=== Exercise details ===
Retype the line in which "Decode this image" appears, then every line after it until the records end. Leave out the pictures.

=== Data section ===
+ + + + +

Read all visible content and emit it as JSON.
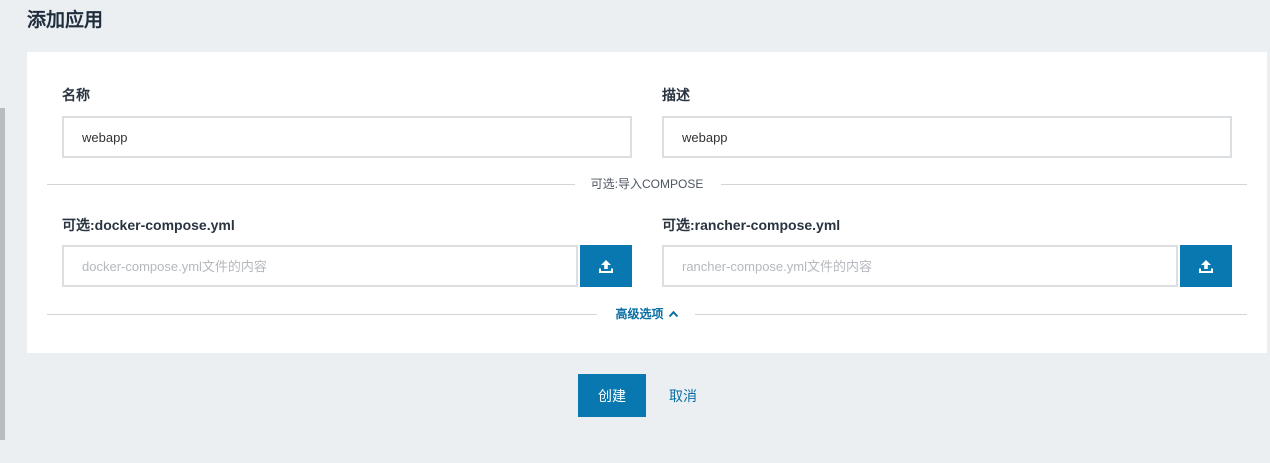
{
  "page": {
    "title": "添加应用"
  },
  "form": {
    "name_label": "名称",
    "name_value": "webapp",
    "description_label": "描述",
    "description_value": "webapp"
  },
  "compose": {
    "divider_label": "可选:导入COMPOSE",
    "docker_label": "可选:docker-compose.yml",
    "docker_placeholder": "docker-compose.yml文件的内容",
    "rancher_label": "可选:rancher-compose.yml",
    "rancher_placeholder": "rancher-compose.yml文件的内容",
    "upload_icon": "upload-icon"
  },
  "advanced": {
    "toggle_label": "高级选项",
    "toggle_icon": "chevron-up-icon"
  },
  "actions": {
    "create_label": "创建",
    "cancel_label": "取消"
  },
  "colors": {
    "primary": "#0a78b0",
    "link": "#0a6ea2",
    "background": "#eceff1"
  }
}
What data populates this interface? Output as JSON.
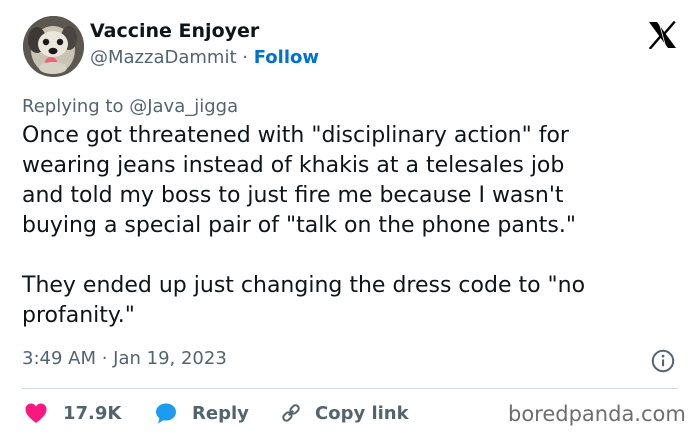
{
  "author": {
    "name": "Vaccine Enjoyer",
    "handle": "@MazzaDammit",
    "separator": "·",
    "follow_label": "Follow"
  },
  "reply": {
    "prefix": "Replying to",
    "to_handle": "@Java_jigga"
  },
  "tweet": {
    "text": "Once got threatened with \"disciplinary action\" for\nwearing jeans instead of khakis at a telesales job\nand told my boss to just fire me because I wasn't\nbuying a special pair of \"talk on the phone pants.\"\n\nThey ended up just changing the dress code to \"no\nprofanity.\"",
    "time": "3:49 AM · Jan 19, 2023"
  },
  "actions": {
    "likes": "17.9K",
    "reply_label": "Reply",
    "copy_label": "Copy link"
  },
  "icons": {
    "brand": "x-logo-icon",
    "info": "info-icon",
    "like": "heart-icon",
    "reply": "speech-bubble-icon",
    "copy": "link-icon"
  },
  "colors": {
    "like": "#f91880",
    "reply": "#1d9bf0",
    "follow": "#006fd6",
    "secondary_text": "#536471"
  },
  "watermark": "boredpanda.com"
}
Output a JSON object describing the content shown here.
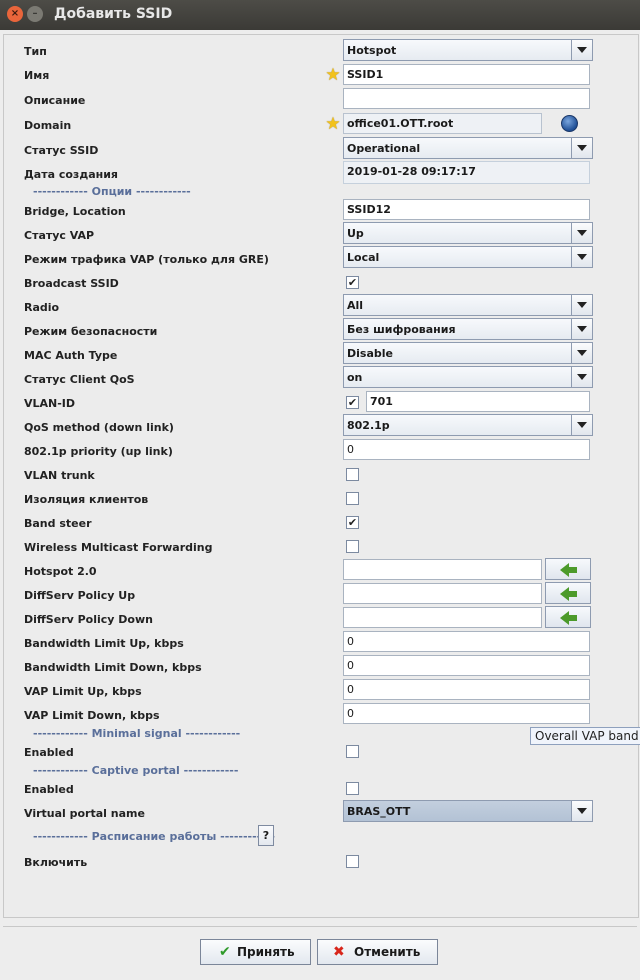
{
  "window": {
    "title": "Добавить SSID"
  },
  "form": {
    "type": {
      "label": "Тип",
      "value": "Hotspot"
    },
    "name": {
      "label": "Имя",
      "value": "SSID1"
    },
    "description": {
      "label": "Описание",
      "value": ""
    },
    "domain": {
      "label": "Domain",
      "value": "office01.OTT.root"
    },
    "ssid_status": {
      "label": "Статус SSID",
      "value": "Operational"
    },
    "created": {
      "label": "Дата создания",
      "value": "2019-01-28 09:17:17"
    },
    "options_sep": "------------ Опции ------------",
    "bridge": {
      "label": "Bridge, Location",
      "value": "SSID12"
    },
    "vap_status": {
      "label": "Статус VAP",
      "value": "Up"
    },
    "vap_mode": {
      "label": "Режим трафика VAP (только для GRE)",
      "value": "Local"
    },
    "broadcast": {
      "label": "Broadcast SSID",
      "checked": "✔"
    },
    "radio": {
      "label": "Radio",
      "value": "All"
    },
    "security": {
      "label": "Режим безопасности",
      "value": "Без шифрования"
    },
    "mac_auth": {
      "label": "MAC Auth Type",
      "value": "Disable"
    },
    "client_qos": {
      "label": "Статус Client QoS",
      "value": "on"
    },
    "vlan": {
      "label": "VLAN-ID",
      "checked": "✔",
      "value": "701"
    },
    "qos_method": {
      "label": "QoS method (down link)",
      "value": "802.1p"
    },
    "priority": {
      "label": "802.1p priority (up link)",
      "value": "0"
    },
    "vlan_trunk": {
      "label": "VLAN trunk",
      "checked": ""
    },
    "isolation": {
      "label": "Изоляция клиентов",
      "checked": ""
    },
    "band_steer": {
      "label": "Band steer",
      "checked": "✔"
    },
    "wmf": {
      "label": "Wireless Multicast Forwarding",
      "checked": ""
    },
    "hotspot20": {
      "label": "Hotspot 2.0",
      "value": ""
    },
    "diffserv_up": {
      "label": "DiffServ Policy Up",
      "value": ""
    },
    "diffserv_down": {
      "label": "DiffServ Policy Down",
      "value": ""
    },
    "bw_up": {
      "label": "Bandwidth Limit Up, kbps",
      "value": "0"
    },
    "bw_down": {
      "label": "Bandwidth Limit Down, kbps",
      "value": "0"
    },
    "vap_up": {
      "label": "VAP Limit Up, kbps",
      "value": "0"
    },
    "vap_down": {
      "label": "VAP Limit Down, kbps",
      "value": "0"
    },
    "tooltip": "Overall VAP band",
    "minsig_sep": "------------ Minimal signal ------------",
    "minsig_enabled": {
      "label": "Enabled",
      "checked": ""
    },
    "captive_sep": "------------ Captive portal ------------",
    "captive_enabled": {
      "label": "Enabled",
      "checked": ""
    },
    "portal_name": {
      "label": "Virtual portal name",
      "value": "BRAS_OTT"
    },
    "schedule_sep": "------------ Расписание работы ------------",
    "help_label": "?",
    "schedule_enable": {
      "label": "Включить",
      "checked": ""
    }
  },
  "buttons": {
    "ok": "Принять",
    "cancel": "Отменить"
  },
  "icons": {
    "star": "star-icon",
    "globe": "globe-icon",
    "arrow": "arrow-left-icon"
  }
}
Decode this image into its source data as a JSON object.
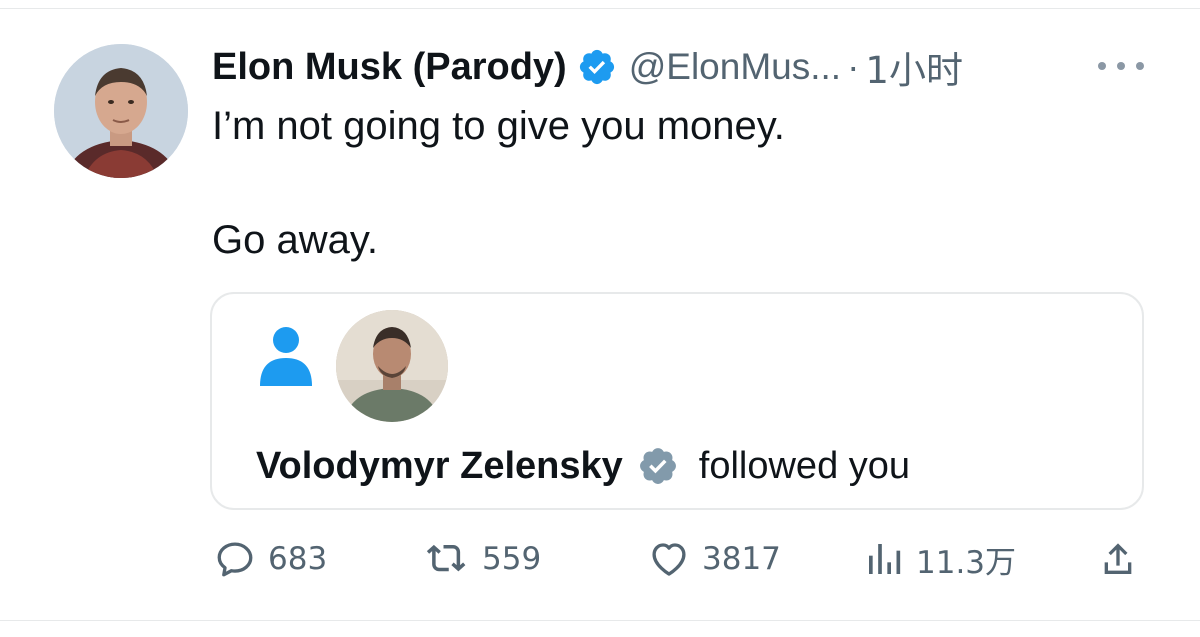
{
  "tweet": {
    "author": {
      "display_name": "Elon Musk (Parody)",
      "verified": true,
      "handle": "@ElonMus...",
      "separator": "·",
      "time": "1小时",
      "avatar": "elon-avatar"
    },
    "text_lines": [
      "I’m not going to give you money.",
      "Go away."
    ],
    "more_icon": "more-horizontal-icon"
  },
  "card": {
    "icons": [
      "person-icon",
      "zelensky-avatar"
    ],
    "name": "Volodymyr Zelensky",
    "verified": true,
    "action_text": "followed you"
  },
  "actions": {
    "reply": {
      "icon": "reply-icon",
      "count": "683"
    },
    "retweet": {
      "icon": "retweet-icon",
      "count": "559"
    },
    "like": {
      "icon": "heart-icon",
      "count": "3817"
    },
    "views": {
      "icon": "views-icon",
      "count": "11.3万"
    },
    "share": {
      "icon": "share-icon"
    }
  },
  "colors": {
    "verified_blue": "#1d9bf0",
    "verified_gray": "#829aab",
    "muted_text": "#536471",
    "text": "#0f1419",
    "border": "#e7e9ea"
  }
}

+ + + + +

=== Final result ===
Decode this image into its source data as a JSON object.
{
  "tweet": {
    "author": {
      "display_name": "Elon Musk (Parody)",
      "verified": true,
      "handle": "@ElonMus...",
      "separator": "·",
      "time": "1小时",
      "avatar": "elon-avatar"
    },
    "text_lines": [
      "I’m not going to give you money.",
      "Go away."
    ],
    "more_icon": "more-horizontal-icon"
  },
  "card": {
    "icons": [
      "person-icon",
      "zelensky-avatar"
    ],
    "name": "Volodymyr Zelensky",
    "verified": true,
    "action_text": "followed you"
  },
  "actions": {
    "reply": {
      "icon": "reply-icon",
      "count": "683"
    },
    "retweet": {
      "icon": "retweet-icon",
      "count": "559"
    },
    "like": {
      "icon": "heart-icon",
      "count": "3817"
    },
    "views": {
      "icon": "views-icon",
      "count": "11.3万"
    },
    "share": {
      "icon": "share-icon"
    }
  },
  "colors": {
    "verified_blue": "#1d9bf0",
    "verified_gray": "#829aab",
    "muted_text": "#536471",
    "text": "#0f1419",
    "border": "#e7e9ea"
  }
}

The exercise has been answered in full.